- _Task objective_: Return every line below in which "title" appears.

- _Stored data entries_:

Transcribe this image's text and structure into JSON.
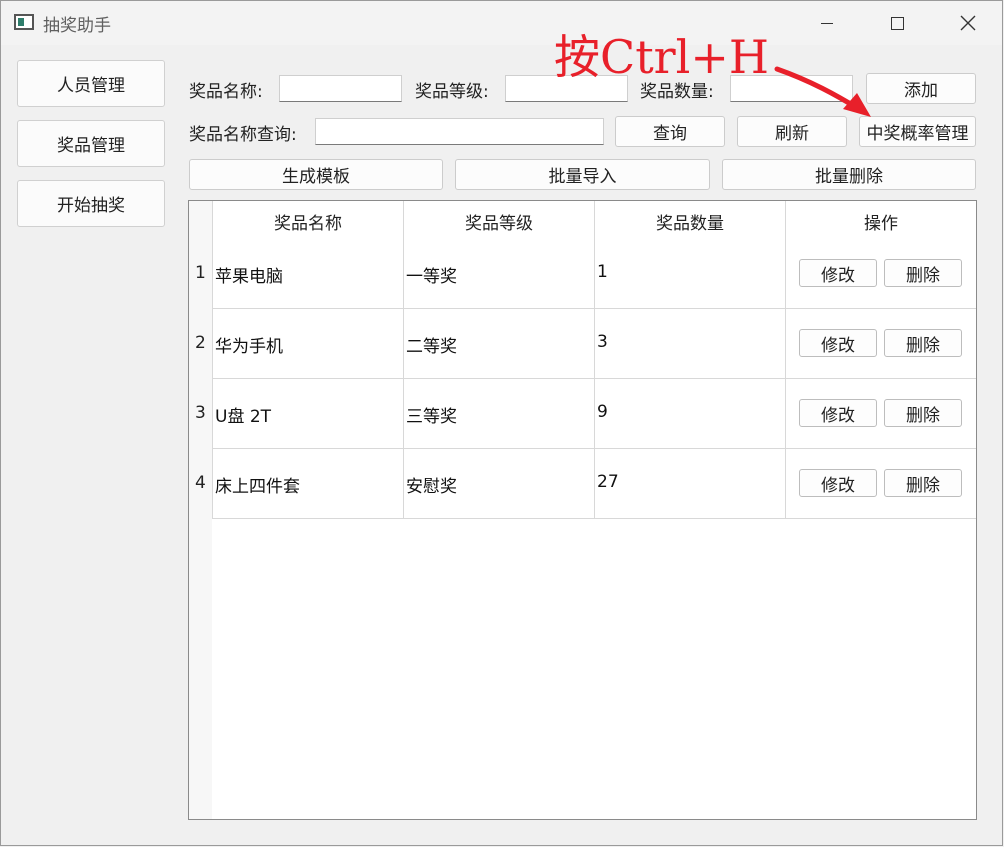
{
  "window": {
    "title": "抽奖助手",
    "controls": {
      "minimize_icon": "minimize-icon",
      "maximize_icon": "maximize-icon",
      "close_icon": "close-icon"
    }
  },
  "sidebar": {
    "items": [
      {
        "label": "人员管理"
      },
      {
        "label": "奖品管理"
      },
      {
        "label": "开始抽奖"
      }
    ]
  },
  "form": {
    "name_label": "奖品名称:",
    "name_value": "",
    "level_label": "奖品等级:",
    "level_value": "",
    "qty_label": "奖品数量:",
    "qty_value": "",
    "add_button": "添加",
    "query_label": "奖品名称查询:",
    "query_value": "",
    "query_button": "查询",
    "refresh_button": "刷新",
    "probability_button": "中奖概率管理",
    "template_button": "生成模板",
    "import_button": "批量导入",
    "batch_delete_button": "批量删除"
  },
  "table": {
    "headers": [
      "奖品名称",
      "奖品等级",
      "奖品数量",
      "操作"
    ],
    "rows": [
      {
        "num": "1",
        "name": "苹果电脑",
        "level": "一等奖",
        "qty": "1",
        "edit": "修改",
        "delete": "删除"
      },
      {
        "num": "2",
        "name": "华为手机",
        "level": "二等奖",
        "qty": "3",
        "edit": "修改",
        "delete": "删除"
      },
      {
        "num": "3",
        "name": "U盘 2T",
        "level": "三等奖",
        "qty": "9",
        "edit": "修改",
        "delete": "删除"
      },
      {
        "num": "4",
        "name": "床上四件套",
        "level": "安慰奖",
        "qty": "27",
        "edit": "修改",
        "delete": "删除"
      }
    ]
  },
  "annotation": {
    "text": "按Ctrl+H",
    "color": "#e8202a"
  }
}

---

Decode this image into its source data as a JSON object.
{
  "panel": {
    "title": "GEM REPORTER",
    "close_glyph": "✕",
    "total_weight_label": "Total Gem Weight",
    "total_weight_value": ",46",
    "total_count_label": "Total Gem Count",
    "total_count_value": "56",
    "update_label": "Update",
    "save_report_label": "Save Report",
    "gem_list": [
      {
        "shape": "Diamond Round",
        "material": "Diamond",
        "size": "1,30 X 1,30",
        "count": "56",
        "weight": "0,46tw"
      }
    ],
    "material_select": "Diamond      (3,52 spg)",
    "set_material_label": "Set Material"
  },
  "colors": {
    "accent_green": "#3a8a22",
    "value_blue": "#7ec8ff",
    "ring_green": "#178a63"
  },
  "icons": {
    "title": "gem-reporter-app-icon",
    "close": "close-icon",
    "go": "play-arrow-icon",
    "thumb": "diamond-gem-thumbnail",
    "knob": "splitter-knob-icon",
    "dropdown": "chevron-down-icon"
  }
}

- _Exercise output_:
    "title": "抽奖助手",
    "title": "GEM REPORTER",
    "title": "gem-reporter-app-icon",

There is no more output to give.